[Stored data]

++++++++

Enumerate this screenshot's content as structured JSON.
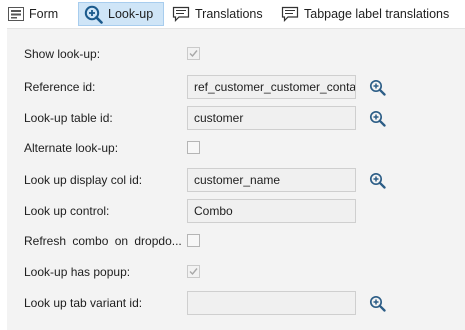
{
  "tabs": {
    "form": "Form",
    "lookup": "Look-up",
    "translations": "Translations",
    "tabpage": "Tabpage label translations"
  },
  "fields": {
    "show_lookup": {
      "label": "Show look-up:",
      "checked": true
    },
    "reference_id": {
      "label": "Reference id:",
      "value": "ref_customer_customer_conta"
    },
    "lookup_table_id": {
      "label": "Look-up table id:",
      "value": "customer"
    },
    "alternate_lookup": {
      "label": "Alternate look-up:",
      "checked": false
    },
    "lookup_display_col_id": {
      "label": "Look up display col id:",
      "value": "customer_name"
    },
    "lookup_control": {
      "label": "Look up control:",
      "value": "Combo"
    },
    "refresh_combo": {
      "label": "Refresh combo on dropdo...",
      "checked": false
    },
    "lookup_has_popup": {
      "label": "Look-up has popup:",
      "checked": true
    },
    "lookup_tab_variant_id": {
      "label": "Look up tab variant id:",
      "value": ""
    }
  },
  "icons": {
    "form": "form-icon",
    "lookup": "magnifier-plus-icon",
    "translations": "speech-bubble-icon",
    "tabpage": "speech-bubble-icon",
    "zoom": "magnifier-plus-icon"
  },
  "colors": {
    "active_tab": "#cfe5f7",
    "icon_blue": "#1b5a8c",
    "panel": "#f3f3f3"
  }
}
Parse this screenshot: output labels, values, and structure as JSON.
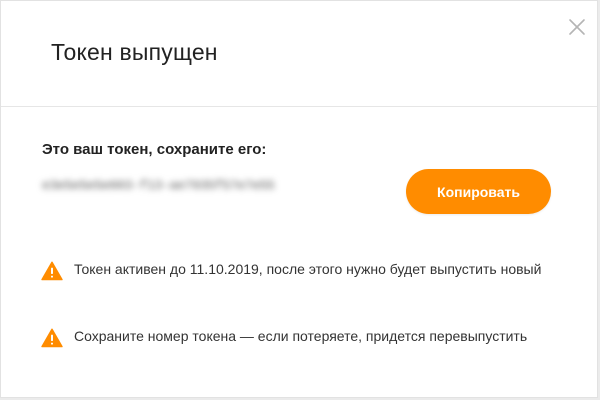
{
  "dialog": {
    "title": "Токен выпущен",
    "close_icon": "close-icon"
  },
  "content": {
    "subtitle": "Это ваш токен, сохраните его:",
    "token_value": "e3e5e5e5e603-f13-ae7935f57e7e55",
    "copy_button": "Копировать"
  },
  "notices": [
    {
      "icon": "warning-icon",
      "text": "Токен активен до 11.10.2019, после этого нужно будет выпустить новый"
    },
    {
      "icon": "warning-icon",
      "text": "Сохраните номер токена — если потеряете, придется перевыпустить"
    }
  ],
  "colors": {
    "accent": "#ff8c00",
    "warning": "#ff8c00",
    "text": "#222222"
  }
}
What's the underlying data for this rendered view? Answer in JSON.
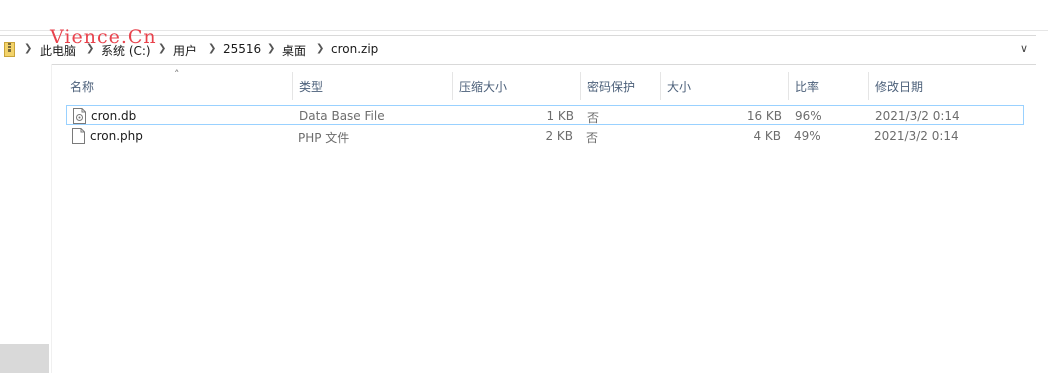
{
  "watermark": "Vience.Cn",
  "breadcrumb": [
    "此电脑",
    "系统 (C:)",
    "用户",
    "25516",
    "桌面",
    "cron.zip"
  ],
  "columns": {
    "name": "名称",
    "type": "类型",
    "compressed_size": "压缩大小",
    "password": "密码保护",
    "size": "大小",
    "ratio": "比率",
    "modified": "修改日期"
  },
  "files": [
    {
      "name": "cron.db",
      "type": "Data Base File",
      "compressed_size": "1 KB",
      "password": "否",
      "size": "16 KB",
      "ratio": "96%",
      "modified": "2021/3/2 0:14",
      "icon": "database-file-icon"
    },
    {
      "name": "cron.php",
      "type": "PHP 文件",
      "compressed_size": "2 KB",
      "password": "否",
      "size": "4 KB",
      "ratio": "49%",
      "modified": "2021/3/2 0:14",
      "icon": "document-file-icon"
    }
  ],
  "colors": {
    "header_text": "#4c607a",
    "selection_border": "#99d1ff",
    "watermark": "#e8424c"
  }
}
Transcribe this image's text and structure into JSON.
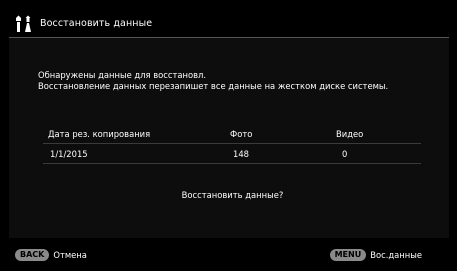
{
  "header": {
    "title": "Восстановить данные",
    "icon": "hdd-restore-icon"
  },
  "message": {
    "line1": "Обнаружены данные для восстановл.",
    "line2": "Восстановление данных перезапишет все данные на жестком диске системы."
  },
  "table": {
    "columns": [
      "Дата рез. копирования",
      "Фото",
      "Видео"
    ],
    "rows": [
      [
        "1/1/2015",
        "148",
        "0"
      ]
    ]
  },
  "prompt": "Восстановить данные?",
  "footer": {
    "back_key": "BACK",
    "back_label": "Отмена",
    "menu_key": "MENU",
    "menu_label": "Вос.данные"
  },
  "colors": {
    "background": "#000000",
    "divider": "#3a3a3a",
    "key_badge": "#8a8a8a"
  }
}
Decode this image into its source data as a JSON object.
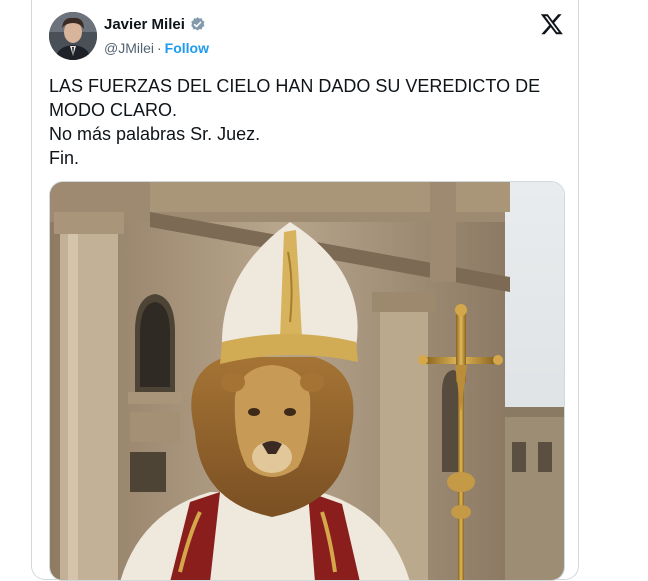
{
  "tweet": {
    "author": {
      "name": "Javier Milei",
      "handle": "@JMilei",
      "separator": "·",
      "follow_label": "Follow"
    },
    "lines": [
      "LAS FUERZAS DEL CIELO HAN DADO SU VEREDICTO DE",
      "MODO CLARO.",
      "No más palabras Sr. Juez.",
      "Fin."
    ],
    "media": {
      "subject": "lion wearing papal mitre and vestments holding a golden cross staff in front of a classical building"
    },
    "icons": {
      "verified": "verified-badge-icon",
      "platform": "x-logo-icon"
    }
  },
  "colors": {
    "link": "#1d9bf0",
    "text": "#0f1419",
    "muted": "#536471",
    "border": "#cfd9de"
  }
}
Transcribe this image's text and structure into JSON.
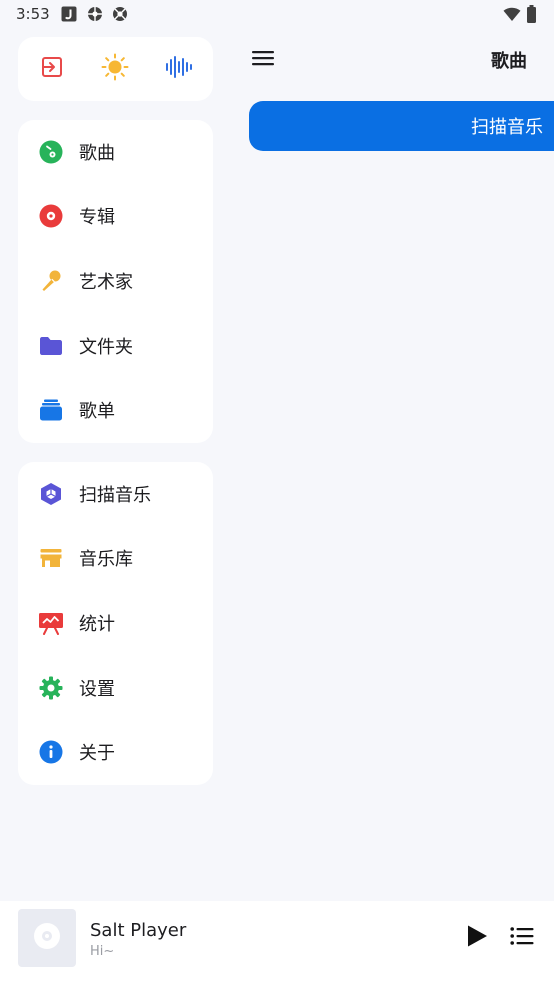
{
  "status_bar": {
    "time": "3:53",
    "left_icons": [
      "app-j-icon",
      "aperture-icon",
      "aperture-icon"
    ],
    "right_icons": [
      "wifi-icon",
      "battery-icon"
    ]
  },
  "drawer": {
    "top_actions": [
      {
        "icon": "exit-icon",
        "color": "#e84a4a"
      },
      {
        "icon": "sun-icon",
        "color": "#f7b733"
      },
      {
        "icon": "waveform-icon",
        "color": "#2f6fe3"
      }
    ],
    "library_items": [
      {
        "label": "歌曲",
        "icon": "music-note-circle-icon",
        "color": "#27b35a"
      },
      {
        "label": "专辑",
        "icon": "album-disc-icon",
        "color": "#e93b3b"
      },
      {
        "label": "艺术家",
        "icon": "microphone-icon",
        "color": "#f2b43a"
      },
      {
        "label": "文件夹",
        "icon": "folder-icon",
        "color": "#5a55d6"
      },
      {
        "label": "歌单",
        "icon": "playlist-stack-icon",
        "color": "#1776e6"
      }
    ],
    "tool_items": [
      {
        "label": "扫描音乐",
        "icon": "scan-cube-icon",
        "color": "#5a55d6"
      },
      {
        "label": "音乐库",
        "icon": "store-icon",
        "color": "#f2b43a"
      },
      {
        "label": "统计",
        "icon": "chart-board-icon",
        "color": "#e93b3b"
      },
      {
        "label": "设置",
        "icon": "gear-icon",
        "color": "#27b35a"
      },
      {
        "label": "关于",
        "icon": "info-icon",
        "color": "#1776e6"
      }
    ]
  },
  "main": {
    "title": "歌曲",
    "scan_button_label": "扫描音乐"
  },
  "mini_player": {
    "title": "Salt Player",
    "subtitle": "Hi~"
  }
}
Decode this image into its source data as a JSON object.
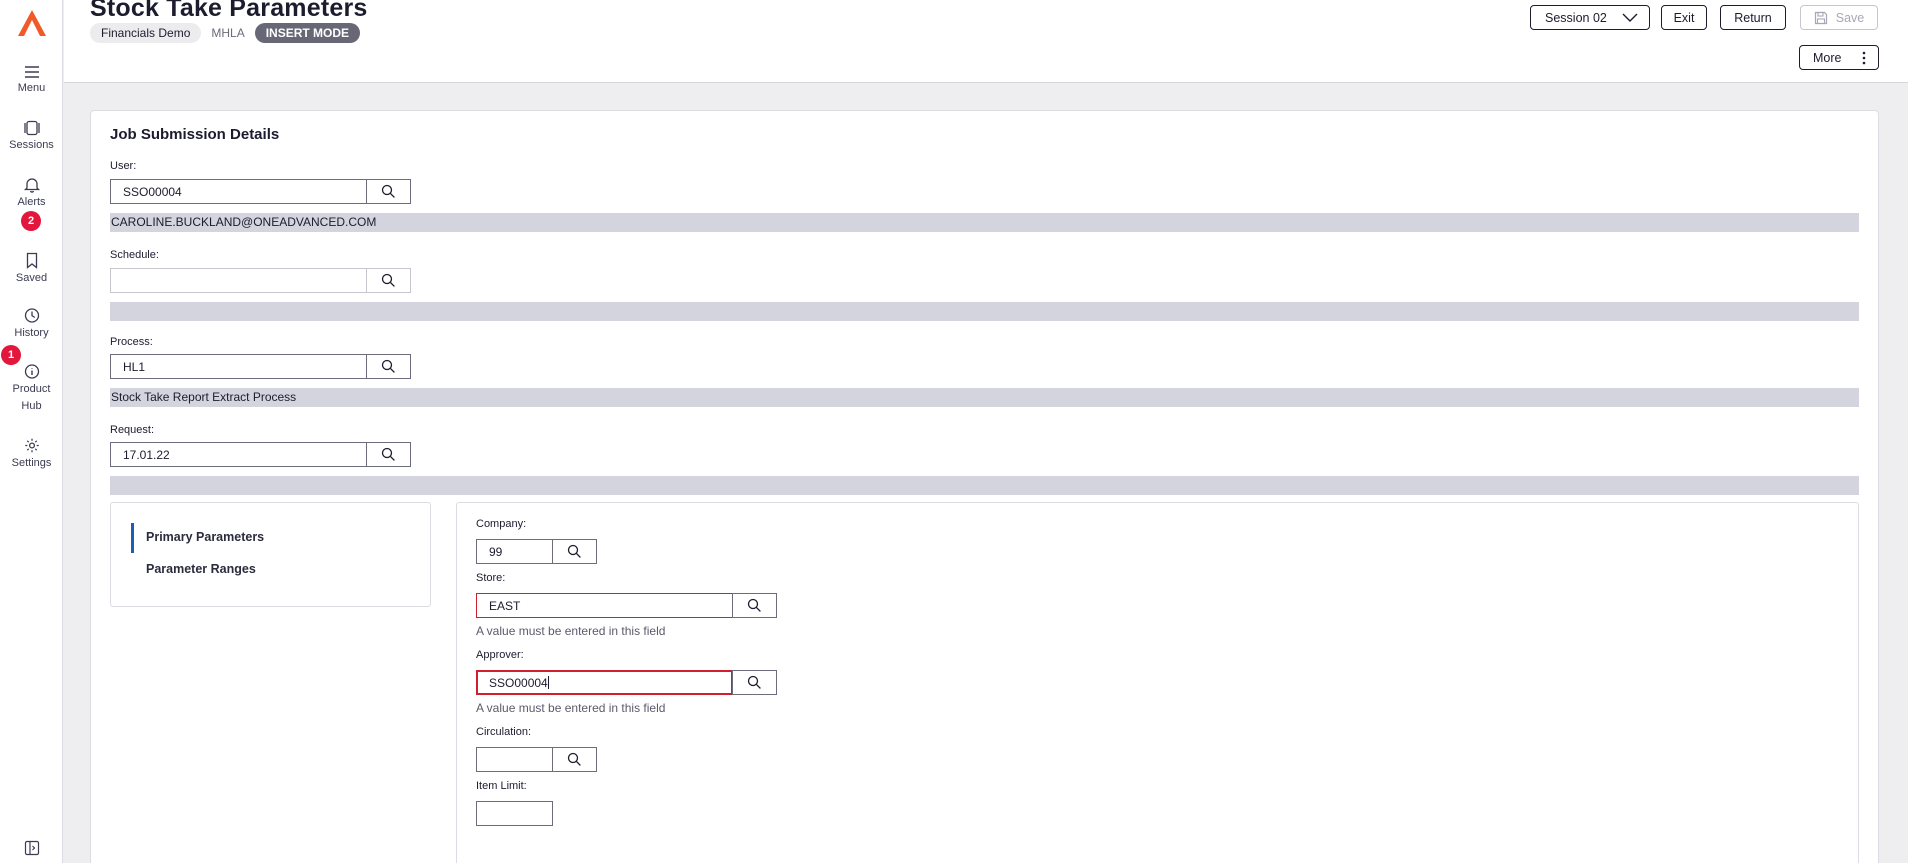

++++++++

### SHORT PROBLEM
In the records above, find each line that holds the word "plus"; copy all such lines.

### FINISHED ANSWER
    "lookup": "magnifier-plus-icon",
    "zoom": "magnifier-plus-icon"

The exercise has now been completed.